- _PROMPT A_:
In the rows, starting at the line that contains "data-point <box>481 636 492 647</box>" and ending at the line that contains "data-point <box>1516 735 1527 746</box>", swap every "data-point" for "scatter-point". Give back only those lines, with nothing else changed.

- _ARTICLE_:
• • • • •

Similarity between pairwise clusters is estimated using a Jaccard coefficient; 
stable clusters will tend to have similar results on repeated sampling, whereas unstable 
clusters will tend to have very different results. This can be visualized using either 
histograms or empirical cumulative distribution function (eCDF) plots. We first look at the 
histograms using the \Rfunction{hist()} function.

\begin{figure}[htbp]
\centering
<<fig=true >>=
hist(bh)
@ 
\caption{Histograms of the fibroEset data}
\label{fig:hist}
\end{figure}

Figure~\ref{fig:hist} shows individual histograms for each of the 2 - 6 possible clusters
that were tested. Each histogram shows the distribution of the Jaccard coefficients for 
a particular number of clusters. What we are looking for is the histogram with the majority of the data
at or near one. This gives the most likely number of clusters in our data. It appears that the
most likely number of clusters is one, as each of the other histograms have data that are 
not clustered near one.

\begin{figure}[htbp]
\centering
<<fig=true, echo=false>>=
plot(hclust(dist(t(exprs(fibroEset[index,])))), labels = pData(fibroEset)[,2], sub="", xlab="")
@ 
\caption{Cluster of the fibroEset data}
\label{fig:clust}
\end{figure}

Figure~\ref{fig:clust} shows the dendrogram for this clustering result. The fibroEset data
are Affy HG-U95av2 chips that were run on human, bonobo, and gorilla samples (labeled h, b, and g
in the dendrogram). It is not surprising that the bonobo and gorilla samples cluster together
considering that they were analyzed using a human chip. In addition, there are at least two
smaller clusters within the human samples

We can also look at the eCDF plot, using the \Rfunction{ecdf()} function. 

\begin{figure}[htbp]
\centering
<<fig=true>>=
plot(hclust(dist(t(exprs(fibroEset[index,])))), labels = pData(fibroEset)[,2], sub="", xlab="")
ecdf(bh)
@ 
\caption{Empirical CDF plots of the fibroEset Data}
\label{fig:ecdf}
\end{figure}

Figure~\ref{fig:ecdf} shows the eCDFs for each number of clusters. Again, it appears that there
are probably only two real clusters here.

Once we have decided how many clusters there are in our sample, we can test to see how
stable the clusters are. For this, we use the \Rfunction{clusterComp} function.

<<>>=
cmp <- clusterComp(fb, 2)
cmp
@ 


\end{document}

• • • • •

- _MATERIALS PROVIDED_:

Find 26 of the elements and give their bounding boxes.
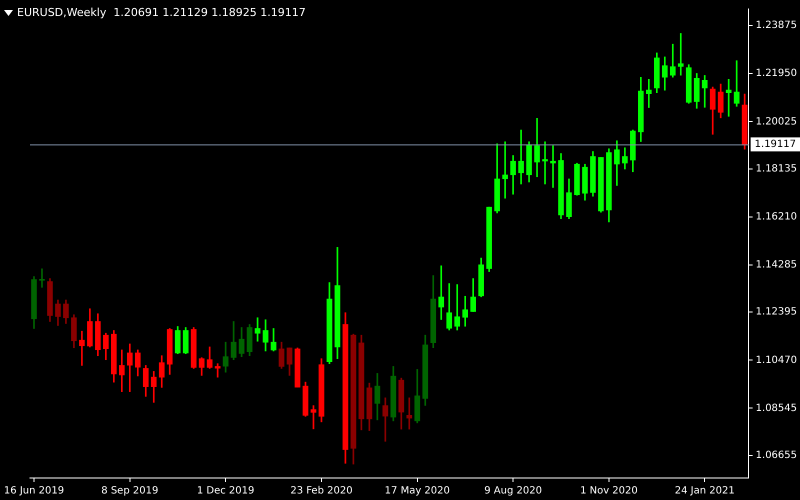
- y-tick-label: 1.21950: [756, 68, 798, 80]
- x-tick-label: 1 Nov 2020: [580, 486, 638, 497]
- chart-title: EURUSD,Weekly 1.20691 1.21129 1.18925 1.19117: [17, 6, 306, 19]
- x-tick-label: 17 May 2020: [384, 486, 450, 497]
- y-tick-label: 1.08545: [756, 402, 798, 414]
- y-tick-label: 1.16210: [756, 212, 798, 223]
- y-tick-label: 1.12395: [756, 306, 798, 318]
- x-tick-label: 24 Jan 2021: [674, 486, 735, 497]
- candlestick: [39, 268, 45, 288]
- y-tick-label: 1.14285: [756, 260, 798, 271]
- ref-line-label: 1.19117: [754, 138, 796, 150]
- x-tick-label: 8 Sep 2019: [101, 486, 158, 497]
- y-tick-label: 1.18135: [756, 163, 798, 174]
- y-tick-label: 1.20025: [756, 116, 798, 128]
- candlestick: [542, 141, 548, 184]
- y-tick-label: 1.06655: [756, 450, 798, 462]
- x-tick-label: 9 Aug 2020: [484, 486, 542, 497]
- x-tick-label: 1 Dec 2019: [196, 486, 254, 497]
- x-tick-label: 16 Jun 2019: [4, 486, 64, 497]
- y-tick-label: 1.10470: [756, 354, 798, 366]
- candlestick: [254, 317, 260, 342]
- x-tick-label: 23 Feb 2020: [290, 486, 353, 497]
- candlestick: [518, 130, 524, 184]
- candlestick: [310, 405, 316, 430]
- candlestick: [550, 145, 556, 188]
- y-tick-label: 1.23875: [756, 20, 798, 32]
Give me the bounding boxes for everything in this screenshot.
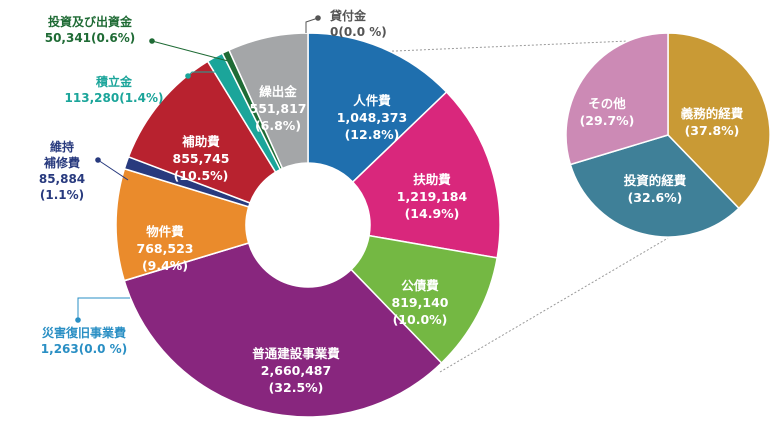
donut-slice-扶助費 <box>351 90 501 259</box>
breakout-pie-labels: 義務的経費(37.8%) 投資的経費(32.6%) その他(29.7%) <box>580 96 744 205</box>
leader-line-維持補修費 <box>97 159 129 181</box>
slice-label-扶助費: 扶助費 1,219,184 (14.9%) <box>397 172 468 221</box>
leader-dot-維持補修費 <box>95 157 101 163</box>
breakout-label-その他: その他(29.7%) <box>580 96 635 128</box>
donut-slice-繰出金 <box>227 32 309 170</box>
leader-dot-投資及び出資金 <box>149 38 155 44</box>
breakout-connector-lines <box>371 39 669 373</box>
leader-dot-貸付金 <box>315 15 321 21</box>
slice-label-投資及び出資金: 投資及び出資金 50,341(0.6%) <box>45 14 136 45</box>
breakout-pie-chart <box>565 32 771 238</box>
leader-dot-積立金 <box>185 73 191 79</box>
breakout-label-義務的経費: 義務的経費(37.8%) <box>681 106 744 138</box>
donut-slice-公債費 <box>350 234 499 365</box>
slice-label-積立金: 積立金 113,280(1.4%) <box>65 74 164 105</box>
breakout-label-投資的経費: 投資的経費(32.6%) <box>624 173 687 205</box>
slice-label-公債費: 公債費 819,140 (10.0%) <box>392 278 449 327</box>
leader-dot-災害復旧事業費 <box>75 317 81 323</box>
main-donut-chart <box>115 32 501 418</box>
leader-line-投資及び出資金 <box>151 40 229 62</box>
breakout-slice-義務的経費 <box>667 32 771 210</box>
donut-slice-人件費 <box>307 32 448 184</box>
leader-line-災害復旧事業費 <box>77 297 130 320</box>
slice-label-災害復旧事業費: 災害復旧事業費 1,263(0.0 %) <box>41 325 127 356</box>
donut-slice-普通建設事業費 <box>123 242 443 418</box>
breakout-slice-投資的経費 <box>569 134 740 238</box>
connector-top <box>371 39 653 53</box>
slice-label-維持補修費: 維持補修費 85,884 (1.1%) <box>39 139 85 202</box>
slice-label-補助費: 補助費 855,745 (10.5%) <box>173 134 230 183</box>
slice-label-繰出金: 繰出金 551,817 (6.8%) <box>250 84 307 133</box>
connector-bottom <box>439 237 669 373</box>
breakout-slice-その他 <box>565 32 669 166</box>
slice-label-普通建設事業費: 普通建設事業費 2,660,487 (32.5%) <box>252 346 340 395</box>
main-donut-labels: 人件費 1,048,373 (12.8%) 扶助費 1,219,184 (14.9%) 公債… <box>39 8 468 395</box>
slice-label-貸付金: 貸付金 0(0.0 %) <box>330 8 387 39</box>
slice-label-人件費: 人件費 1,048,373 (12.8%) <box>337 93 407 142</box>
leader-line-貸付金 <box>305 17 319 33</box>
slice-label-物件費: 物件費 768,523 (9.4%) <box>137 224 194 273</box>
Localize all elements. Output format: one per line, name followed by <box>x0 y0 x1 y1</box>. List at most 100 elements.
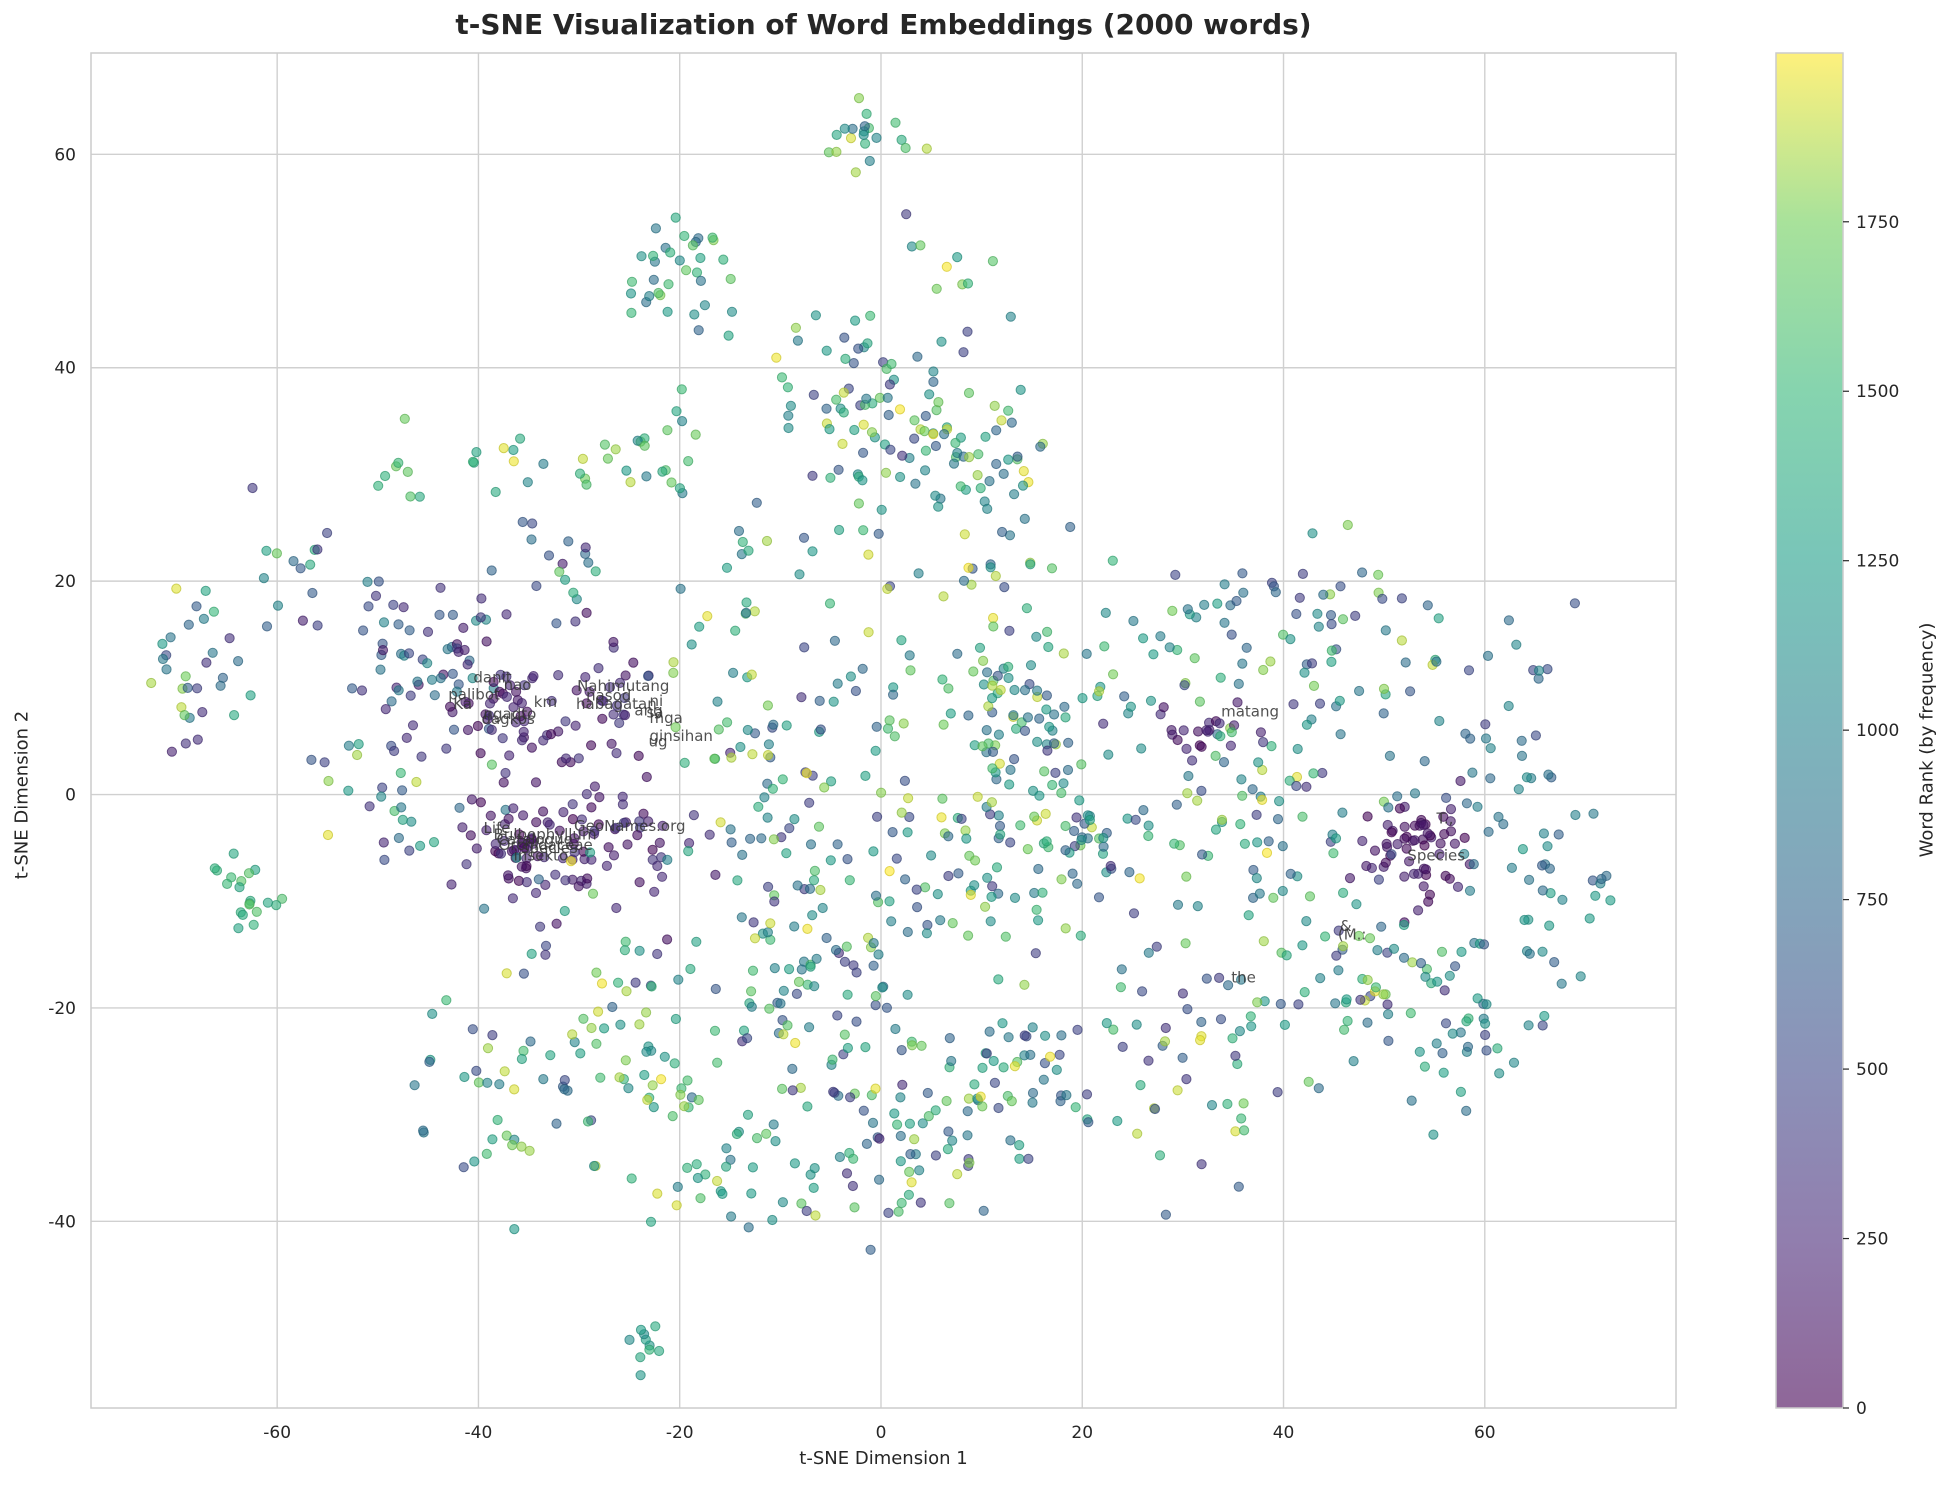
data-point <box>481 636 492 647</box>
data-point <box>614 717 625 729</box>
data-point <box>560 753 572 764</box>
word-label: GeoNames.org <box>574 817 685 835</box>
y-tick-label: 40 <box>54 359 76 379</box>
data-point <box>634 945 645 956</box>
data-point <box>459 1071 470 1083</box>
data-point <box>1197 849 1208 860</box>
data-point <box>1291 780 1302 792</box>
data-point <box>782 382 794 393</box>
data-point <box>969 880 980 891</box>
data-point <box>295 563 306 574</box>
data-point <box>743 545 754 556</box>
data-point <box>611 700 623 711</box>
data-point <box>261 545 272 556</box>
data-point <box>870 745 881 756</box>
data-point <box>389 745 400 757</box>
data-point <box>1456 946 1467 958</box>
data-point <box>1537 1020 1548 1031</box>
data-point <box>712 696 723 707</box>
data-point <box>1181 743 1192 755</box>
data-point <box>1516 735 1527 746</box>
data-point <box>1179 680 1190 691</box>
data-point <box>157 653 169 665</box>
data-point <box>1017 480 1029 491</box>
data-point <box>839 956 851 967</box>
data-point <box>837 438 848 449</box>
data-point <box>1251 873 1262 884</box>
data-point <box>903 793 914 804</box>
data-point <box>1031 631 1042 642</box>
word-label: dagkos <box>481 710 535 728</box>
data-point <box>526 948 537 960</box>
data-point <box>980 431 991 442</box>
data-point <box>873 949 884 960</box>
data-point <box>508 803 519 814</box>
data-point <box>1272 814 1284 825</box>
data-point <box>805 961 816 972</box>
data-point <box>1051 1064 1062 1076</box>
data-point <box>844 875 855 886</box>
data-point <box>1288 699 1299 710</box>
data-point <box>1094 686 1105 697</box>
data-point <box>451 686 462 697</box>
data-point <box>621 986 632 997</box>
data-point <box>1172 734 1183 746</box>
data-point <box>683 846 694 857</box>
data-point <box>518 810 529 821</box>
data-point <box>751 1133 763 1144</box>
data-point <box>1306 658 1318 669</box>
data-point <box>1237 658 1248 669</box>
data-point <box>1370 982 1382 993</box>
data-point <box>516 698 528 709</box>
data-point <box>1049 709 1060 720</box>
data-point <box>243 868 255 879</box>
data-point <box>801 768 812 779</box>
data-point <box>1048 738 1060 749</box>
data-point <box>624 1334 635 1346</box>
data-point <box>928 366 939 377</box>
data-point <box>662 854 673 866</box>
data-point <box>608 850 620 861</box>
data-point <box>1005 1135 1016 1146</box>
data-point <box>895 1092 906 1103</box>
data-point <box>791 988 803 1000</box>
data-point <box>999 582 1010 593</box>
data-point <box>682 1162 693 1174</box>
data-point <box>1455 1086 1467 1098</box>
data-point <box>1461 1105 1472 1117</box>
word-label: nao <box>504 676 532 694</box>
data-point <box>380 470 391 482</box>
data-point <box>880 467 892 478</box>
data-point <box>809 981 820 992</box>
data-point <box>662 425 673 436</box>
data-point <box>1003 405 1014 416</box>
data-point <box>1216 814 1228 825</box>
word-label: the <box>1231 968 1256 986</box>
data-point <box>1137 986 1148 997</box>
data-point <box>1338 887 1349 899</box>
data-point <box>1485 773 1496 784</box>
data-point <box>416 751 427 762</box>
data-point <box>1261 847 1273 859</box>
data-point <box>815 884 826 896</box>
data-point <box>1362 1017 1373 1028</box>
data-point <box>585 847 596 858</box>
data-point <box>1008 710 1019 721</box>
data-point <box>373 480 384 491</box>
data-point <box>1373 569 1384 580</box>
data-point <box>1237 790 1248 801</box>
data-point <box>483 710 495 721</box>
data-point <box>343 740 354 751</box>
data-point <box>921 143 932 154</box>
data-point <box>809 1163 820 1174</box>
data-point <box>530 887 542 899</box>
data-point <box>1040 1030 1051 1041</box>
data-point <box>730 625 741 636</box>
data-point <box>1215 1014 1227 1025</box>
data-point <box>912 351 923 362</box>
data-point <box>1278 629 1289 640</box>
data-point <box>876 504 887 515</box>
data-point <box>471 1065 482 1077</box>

• • • • •

- _PROMPT B_:
List every function that the clustering text marks with \Rfunction.

- _CORRECT OUTPUT A_:
scatter-point <box>481 636 492 647</box>
scatter-point <box>614 717 625 729</box>
scatter-point <box>560 753 572 764</box>
word-label: GeoNames.org <box>574 817 685 835</box>
y-tick-label: 40 <box>54 359 76 379</box>
scatter-point <box>634 945 645 956</box>
scatter-point <box>459 1071 470 1083</box>
scatter-point <box>1197 849 1208 860</box>
scatter-point <box>1291 780 1302 792</box>
scatter-point <box>782 382 794 393</box>
scatter-point <box>969 880 980 891</box>
scatter-point <box>295 563 306 574</box>
scatter-point <box>743 545 754 556</box>
scatter-point <box>611 700 623 711</box>
scatter-point <box>261 545 272 556</box>
scatter-point <box>870 745 881 756</box>
scatter-point <box>389 745 400 757</box>
scatter-point <box>1456 946 1467 958</box>
scatter-point <box>1537 1020 1548 1031</box>
scatter-point <box>712 696 723 707</box>
scatter-point <box>1181 743 1192 755</box>
scatter-point <box>1516 735 1527 746</box>

- _CORRECT OUTPUT B_:
hist()
ecdf()
clusterComp